[SUPPLIED DATA start]

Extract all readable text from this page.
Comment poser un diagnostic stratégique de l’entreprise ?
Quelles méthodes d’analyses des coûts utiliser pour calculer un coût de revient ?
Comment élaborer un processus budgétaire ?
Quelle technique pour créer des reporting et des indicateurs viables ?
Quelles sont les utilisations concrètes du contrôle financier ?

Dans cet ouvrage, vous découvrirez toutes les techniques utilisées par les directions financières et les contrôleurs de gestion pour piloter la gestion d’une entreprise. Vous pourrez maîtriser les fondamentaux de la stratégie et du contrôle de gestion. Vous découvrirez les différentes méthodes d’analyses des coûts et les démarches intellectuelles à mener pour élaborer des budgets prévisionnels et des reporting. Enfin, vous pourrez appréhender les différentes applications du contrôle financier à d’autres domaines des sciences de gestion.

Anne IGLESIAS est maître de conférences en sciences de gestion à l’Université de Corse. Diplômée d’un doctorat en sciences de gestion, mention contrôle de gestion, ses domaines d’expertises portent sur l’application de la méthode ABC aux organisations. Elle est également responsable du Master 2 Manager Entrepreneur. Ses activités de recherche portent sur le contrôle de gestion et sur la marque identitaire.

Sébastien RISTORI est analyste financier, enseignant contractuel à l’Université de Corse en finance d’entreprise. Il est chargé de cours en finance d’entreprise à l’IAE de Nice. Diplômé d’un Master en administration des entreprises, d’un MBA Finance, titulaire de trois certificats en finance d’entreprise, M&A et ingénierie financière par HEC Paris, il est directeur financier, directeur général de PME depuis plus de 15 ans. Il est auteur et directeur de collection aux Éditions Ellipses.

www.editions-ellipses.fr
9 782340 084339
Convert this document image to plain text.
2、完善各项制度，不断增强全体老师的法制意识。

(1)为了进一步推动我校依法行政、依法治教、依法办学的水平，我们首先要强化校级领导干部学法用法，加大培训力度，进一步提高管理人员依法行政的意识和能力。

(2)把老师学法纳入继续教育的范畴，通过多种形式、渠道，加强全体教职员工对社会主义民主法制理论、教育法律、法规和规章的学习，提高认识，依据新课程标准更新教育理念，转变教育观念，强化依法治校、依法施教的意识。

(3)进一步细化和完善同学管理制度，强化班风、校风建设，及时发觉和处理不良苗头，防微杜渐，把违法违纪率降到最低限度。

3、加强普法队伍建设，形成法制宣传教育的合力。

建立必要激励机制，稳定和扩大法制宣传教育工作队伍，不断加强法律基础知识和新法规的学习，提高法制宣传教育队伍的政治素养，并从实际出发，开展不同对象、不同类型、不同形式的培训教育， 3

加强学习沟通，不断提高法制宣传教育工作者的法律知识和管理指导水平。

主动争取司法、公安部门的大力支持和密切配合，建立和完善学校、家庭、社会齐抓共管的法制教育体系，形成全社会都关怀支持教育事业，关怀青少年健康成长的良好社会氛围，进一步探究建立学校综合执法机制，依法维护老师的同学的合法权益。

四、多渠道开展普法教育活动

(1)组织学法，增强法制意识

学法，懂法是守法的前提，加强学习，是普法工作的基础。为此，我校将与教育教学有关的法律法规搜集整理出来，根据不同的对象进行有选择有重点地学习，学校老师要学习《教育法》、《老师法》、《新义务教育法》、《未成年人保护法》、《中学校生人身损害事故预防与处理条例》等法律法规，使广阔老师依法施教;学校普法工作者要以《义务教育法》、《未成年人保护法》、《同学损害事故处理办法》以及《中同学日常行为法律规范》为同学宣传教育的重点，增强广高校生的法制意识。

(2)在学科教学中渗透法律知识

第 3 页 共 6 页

[SUPPLIED DATA end]

OBJECTIVE ::
Search the lines for the word "Quelles" and report how many contain it, by number only.

FINAL RESULT ::
2